**Dataset records:**
------------------------

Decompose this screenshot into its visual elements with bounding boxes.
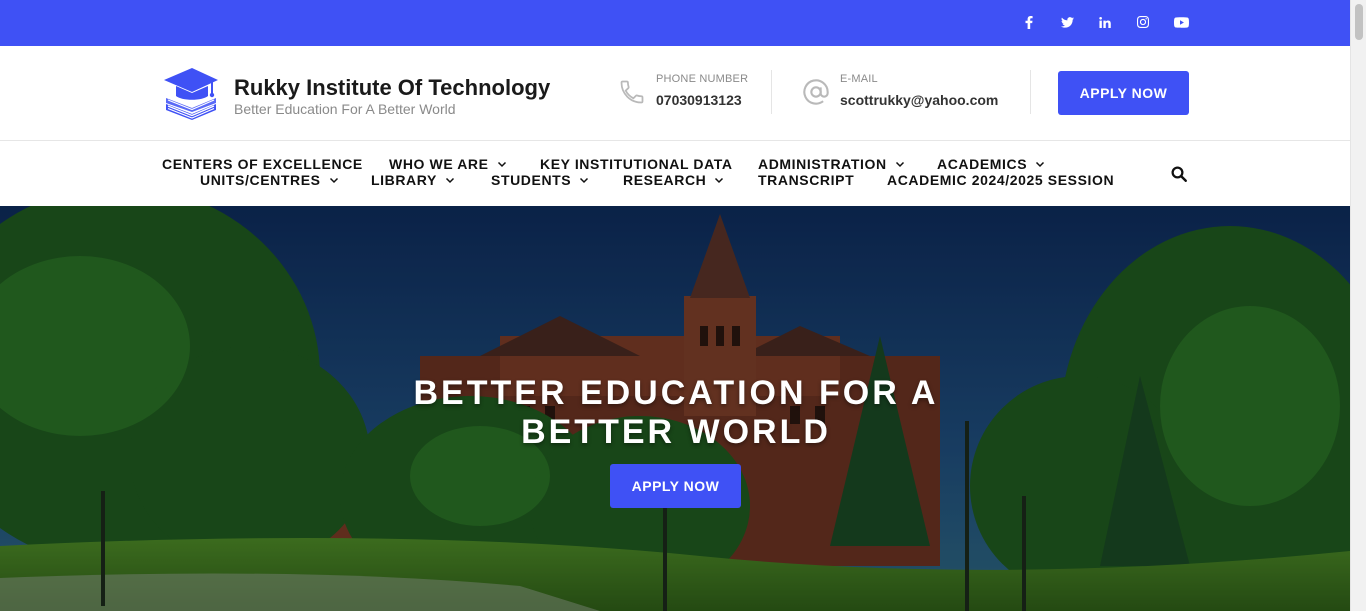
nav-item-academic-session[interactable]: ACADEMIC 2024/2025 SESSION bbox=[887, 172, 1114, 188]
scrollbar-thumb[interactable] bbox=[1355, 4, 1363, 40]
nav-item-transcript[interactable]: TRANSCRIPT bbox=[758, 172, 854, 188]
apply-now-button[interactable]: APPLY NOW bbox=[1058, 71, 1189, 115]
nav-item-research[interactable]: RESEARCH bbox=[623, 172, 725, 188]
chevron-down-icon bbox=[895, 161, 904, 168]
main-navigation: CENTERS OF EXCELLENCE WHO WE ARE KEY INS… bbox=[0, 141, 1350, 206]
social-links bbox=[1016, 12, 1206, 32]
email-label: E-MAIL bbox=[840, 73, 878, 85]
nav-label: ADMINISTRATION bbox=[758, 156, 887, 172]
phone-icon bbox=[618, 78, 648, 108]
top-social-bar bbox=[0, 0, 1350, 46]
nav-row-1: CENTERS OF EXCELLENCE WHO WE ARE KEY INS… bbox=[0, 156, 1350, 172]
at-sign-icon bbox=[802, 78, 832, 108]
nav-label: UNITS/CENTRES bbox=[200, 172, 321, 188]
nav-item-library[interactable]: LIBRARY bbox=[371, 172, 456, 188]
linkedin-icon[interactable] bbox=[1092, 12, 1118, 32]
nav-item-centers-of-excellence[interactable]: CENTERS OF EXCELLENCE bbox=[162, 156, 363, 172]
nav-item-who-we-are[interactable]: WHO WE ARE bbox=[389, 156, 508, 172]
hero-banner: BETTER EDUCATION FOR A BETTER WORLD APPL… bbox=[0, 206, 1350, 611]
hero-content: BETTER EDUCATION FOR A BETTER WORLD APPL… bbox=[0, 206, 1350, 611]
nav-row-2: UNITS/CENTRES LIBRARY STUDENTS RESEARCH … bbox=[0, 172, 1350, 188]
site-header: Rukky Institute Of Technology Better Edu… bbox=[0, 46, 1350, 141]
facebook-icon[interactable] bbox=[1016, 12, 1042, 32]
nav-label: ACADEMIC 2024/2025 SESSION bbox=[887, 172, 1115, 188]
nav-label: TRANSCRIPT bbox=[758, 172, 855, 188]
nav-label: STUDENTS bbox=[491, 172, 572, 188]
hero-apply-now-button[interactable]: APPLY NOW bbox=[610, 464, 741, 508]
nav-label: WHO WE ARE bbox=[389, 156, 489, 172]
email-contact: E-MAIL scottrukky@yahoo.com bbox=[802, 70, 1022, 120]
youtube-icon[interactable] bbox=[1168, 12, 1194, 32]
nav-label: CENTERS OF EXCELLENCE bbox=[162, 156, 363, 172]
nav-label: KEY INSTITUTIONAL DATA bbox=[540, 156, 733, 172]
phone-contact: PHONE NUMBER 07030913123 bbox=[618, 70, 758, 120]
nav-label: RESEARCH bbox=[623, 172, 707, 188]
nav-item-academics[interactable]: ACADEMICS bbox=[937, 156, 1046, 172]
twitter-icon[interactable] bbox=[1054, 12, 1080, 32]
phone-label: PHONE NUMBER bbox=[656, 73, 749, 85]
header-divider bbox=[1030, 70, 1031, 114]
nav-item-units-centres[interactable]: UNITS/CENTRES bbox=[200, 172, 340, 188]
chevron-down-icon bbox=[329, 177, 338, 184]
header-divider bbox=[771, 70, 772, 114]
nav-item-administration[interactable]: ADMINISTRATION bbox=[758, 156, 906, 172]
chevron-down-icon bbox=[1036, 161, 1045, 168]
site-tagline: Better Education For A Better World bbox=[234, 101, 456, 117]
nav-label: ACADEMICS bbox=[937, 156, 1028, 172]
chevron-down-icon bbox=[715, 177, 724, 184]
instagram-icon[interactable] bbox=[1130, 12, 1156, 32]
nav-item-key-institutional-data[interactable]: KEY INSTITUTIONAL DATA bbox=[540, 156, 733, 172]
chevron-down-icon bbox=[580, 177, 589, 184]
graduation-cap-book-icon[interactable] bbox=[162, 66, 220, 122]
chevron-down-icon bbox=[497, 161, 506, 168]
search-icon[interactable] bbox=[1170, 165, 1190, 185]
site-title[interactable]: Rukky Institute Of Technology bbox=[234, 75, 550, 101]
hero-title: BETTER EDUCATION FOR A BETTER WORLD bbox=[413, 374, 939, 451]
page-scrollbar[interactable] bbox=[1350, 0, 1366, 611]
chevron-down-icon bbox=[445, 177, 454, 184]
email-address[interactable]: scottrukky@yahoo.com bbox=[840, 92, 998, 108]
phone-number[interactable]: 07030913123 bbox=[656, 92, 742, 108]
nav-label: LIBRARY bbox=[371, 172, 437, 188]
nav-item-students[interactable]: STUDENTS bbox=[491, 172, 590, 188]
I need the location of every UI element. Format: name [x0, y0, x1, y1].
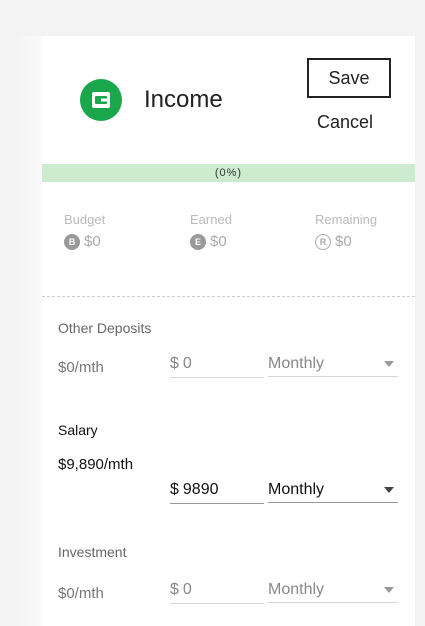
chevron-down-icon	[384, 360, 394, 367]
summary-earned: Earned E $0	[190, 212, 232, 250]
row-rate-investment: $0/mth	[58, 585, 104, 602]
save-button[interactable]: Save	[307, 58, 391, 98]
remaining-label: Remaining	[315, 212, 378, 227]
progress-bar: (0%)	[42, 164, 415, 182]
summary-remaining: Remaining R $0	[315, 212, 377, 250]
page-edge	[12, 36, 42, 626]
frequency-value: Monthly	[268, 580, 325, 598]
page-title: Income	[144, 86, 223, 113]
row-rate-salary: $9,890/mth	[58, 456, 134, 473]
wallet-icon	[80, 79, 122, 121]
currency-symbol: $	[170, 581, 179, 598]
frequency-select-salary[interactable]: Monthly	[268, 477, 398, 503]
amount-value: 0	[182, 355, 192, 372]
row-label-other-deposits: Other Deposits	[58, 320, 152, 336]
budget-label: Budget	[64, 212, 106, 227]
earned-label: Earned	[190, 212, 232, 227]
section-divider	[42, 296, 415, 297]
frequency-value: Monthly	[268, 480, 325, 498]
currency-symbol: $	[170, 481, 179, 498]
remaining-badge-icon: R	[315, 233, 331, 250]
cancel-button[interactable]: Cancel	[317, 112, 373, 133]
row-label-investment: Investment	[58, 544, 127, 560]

------------------------

**Exercise brief:**
In the lines from the one containing "360, 394, 367]" through the last line, change "Monthly" to "Weekly" and leave everything else as it is. Give only those lines.

**Written solution:**
chevron-down-icon	[384, 360, 394, 367]
summary-earned: Earned E $0	[190, 212, 232, 250]
row-rate-investment: $0/mth	[58, 585, 104, 602]
save-button[interactable]: Save	[307, 58, 391, 98]
remaining-label: Remaining	[315, 212, 378, 227]
progress-bar: (0%)	[42, 164, 415, 182]
summary-remaining: Remaining R $0	[315, 212, 377, 250]
page-edge	[12, 36, 42, 626]
frequency-value: Weekly	[268, 580, 325, 598]
page-title: Income	[144, 86, 223, 113]
row-rate-salary: $9,890/mth	[58, 456, 134, 473]
wallet-icon	[80, 79, 122, 121]
currency-symbol: $	[170, 581, 179, 598]
frequency-select-salary[interactable]: Weekly	[268, 477, 398, 503]
amount-value: 0	[182, 355, 192, 372]
row-label-other-deposits: Other Deposits	[58, 320, 152, 336]
budget-label: Budget	[64, 212, 106, 227]
earned-label: Earned	[190, 212, 232, 227]
section-divider	[42, 296, 415, 297]
frequency-value: Weekly	[268, 480, 325, 498]
currency-symbol: $	[170, 481, 179, 498]
remaining-badge-icon: R	[315, 233, 331, 250]
cancel-button[interactable]: Cancel	[317, 112, 373, 133]
row-label-investment: Investment	[58, 544, 127, 560]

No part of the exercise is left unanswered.